Dataset rows:

..........

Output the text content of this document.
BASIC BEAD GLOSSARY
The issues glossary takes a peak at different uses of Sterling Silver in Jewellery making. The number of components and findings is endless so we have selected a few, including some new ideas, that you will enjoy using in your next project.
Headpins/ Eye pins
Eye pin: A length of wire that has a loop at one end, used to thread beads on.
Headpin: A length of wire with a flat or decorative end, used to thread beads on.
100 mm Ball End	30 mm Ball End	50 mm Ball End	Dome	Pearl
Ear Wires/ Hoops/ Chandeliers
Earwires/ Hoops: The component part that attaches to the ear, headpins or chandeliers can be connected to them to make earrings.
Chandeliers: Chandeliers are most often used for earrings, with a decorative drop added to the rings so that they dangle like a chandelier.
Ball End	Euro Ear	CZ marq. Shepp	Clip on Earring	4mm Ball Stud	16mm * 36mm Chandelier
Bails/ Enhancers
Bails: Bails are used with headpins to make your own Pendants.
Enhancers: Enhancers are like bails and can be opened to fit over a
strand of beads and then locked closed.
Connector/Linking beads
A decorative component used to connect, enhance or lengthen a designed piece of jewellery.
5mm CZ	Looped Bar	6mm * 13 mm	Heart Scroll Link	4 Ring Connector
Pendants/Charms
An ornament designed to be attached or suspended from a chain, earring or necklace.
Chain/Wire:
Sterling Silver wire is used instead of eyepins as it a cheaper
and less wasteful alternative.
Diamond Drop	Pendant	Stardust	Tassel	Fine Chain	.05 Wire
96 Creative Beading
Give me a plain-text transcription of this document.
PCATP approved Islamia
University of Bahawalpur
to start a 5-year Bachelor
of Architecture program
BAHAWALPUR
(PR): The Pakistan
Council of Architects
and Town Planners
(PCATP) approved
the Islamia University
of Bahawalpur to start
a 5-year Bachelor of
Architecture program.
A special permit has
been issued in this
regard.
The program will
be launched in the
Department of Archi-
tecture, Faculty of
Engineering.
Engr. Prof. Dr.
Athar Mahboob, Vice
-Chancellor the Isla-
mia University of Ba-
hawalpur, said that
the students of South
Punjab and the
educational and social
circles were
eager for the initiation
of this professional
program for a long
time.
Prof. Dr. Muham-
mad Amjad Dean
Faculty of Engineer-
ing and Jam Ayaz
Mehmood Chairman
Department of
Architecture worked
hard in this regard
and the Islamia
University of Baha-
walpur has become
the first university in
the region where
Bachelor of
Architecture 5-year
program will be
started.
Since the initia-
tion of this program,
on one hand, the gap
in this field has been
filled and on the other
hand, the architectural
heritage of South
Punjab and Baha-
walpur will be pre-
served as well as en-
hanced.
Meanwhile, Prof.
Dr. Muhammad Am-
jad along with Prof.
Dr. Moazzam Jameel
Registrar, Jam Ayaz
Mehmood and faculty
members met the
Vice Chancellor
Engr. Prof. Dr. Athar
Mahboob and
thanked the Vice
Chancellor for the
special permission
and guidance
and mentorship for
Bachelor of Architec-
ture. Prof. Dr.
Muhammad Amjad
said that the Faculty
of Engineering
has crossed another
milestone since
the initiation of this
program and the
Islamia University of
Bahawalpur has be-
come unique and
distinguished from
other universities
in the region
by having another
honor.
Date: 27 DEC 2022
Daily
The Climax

..........

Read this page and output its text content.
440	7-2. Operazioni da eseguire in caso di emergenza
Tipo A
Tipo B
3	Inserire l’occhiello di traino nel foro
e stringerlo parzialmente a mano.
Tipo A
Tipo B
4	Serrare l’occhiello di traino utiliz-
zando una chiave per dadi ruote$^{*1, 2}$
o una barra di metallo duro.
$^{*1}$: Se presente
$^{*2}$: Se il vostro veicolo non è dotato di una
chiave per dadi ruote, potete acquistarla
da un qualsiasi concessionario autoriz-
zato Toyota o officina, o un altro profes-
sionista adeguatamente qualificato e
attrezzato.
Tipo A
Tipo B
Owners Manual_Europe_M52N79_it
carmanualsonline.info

..........

Using the listing above, show each line holding the string "beads".

Complete response:
Eye pin: A length of wire that has a loop at one end, used to thread beads on.
Headpin: A length of wire with a flat or decorative end, used to thread beads on.
strand of beads and then locked closed.
Connector/Linking beads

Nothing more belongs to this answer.